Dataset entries
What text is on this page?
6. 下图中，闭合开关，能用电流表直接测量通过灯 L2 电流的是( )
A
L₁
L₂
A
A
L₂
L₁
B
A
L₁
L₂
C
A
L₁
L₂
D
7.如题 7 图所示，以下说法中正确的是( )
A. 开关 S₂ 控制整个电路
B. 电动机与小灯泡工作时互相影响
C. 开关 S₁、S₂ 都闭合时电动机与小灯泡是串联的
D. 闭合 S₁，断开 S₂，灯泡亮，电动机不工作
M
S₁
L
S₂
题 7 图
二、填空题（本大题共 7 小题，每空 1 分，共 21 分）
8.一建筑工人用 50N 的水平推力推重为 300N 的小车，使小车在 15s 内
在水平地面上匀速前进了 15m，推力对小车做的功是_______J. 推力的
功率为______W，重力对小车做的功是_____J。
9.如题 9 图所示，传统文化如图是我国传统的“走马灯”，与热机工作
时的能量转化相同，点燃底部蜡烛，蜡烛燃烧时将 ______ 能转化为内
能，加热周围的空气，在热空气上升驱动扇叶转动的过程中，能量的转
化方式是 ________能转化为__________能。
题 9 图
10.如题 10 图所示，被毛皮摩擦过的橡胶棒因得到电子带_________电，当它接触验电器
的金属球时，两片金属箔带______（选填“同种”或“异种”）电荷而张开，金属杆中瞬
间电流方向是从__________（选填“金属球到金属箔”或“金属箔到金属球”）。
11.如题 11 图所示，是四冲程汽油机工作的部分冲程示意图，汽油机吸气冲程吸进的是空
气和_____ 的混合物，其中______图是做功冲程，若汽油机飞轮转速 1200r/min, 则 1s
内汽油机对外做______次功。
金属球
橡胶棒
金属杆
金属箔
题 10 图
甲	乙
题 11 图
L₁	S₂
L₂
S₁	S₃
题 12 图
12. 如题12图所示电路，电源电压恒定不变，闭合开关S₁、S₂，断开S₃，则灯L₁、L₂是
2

Exercise objective -
Quote all the records. Keep every word exact.

Task answer -
What text is on this page?
6. 下图中，闭合开关，能用电流表直接测量通过灯 L2 电流的是( )
A
L₁
L₂
A
A
L₂
L₁
B
A
L₁
L₂
C
A
L₁
L₂
D
7.如题 7 图所示，以下说法中正确的是( )
A. 开关 S₂ 控制整个电路
B. 电动机与小灯泡工作时互相影响
C. 开关 S₁、S₂ 都闭合时电动机与小灯泡是串联的
D. 闭合 S₁，断开 S₂，灯泡亮，电动机不工作
M
S₁
L
S₂
题 7 图
二、填空题（本大题共 7 小题，每空 1 分，共 21 分）
8.一建筑工人用 50N 的水平推力推重为 300N 的小车，使小车在 15s 内
在水平地面上匀速前进了 15m，推力对小车做的功是_______J. 推力的
功率为______W，重力对小车做的功是_____J。
9.如题 9 图所示，传统文化如图是我国传统的“走马灯”，与热机工作
时的能量转化相同，点燃底部蜡烛，蜡烛燃烧时将 ______ 能转化为内
能，加热周围的空气，在热空气上升驱动扇叶转动的过程中，能量的转
化方式是 ________能转化为__________能。
题 9 图
10.如题 10 图所示，被毛皮摩擦过的橡胶棒因得到电子带_________电，当它接触验电器
的金属球时，两片金属箔带______（选填“同种”或“异种”）电荷而张开，金属杆中瞬
间电流方向是从__________（选填“金属球到金属箔”或“金属箔到金属球”）。
11.如题 11 图所示，是四冲程汽油机工作的部分冲程示意图，汽油机吸气冲程吸进的是空
气和_____ 的混合物，其中______图是做功冲程，若汽油机飞轮转速 1200r/min, 则 1s
内汽油机对外做______次功。
金属球
橡胶棒
金属杆
金属箔
题 10 图
甲	乙
题 11 图
L₁	S₂
L₂
S₁	S₃
题 12 图
12. 如题12图所示电路，电源电压恒定不变，闭合开关S₁、S₂，断开S₃，则灯L₁、L₂是
2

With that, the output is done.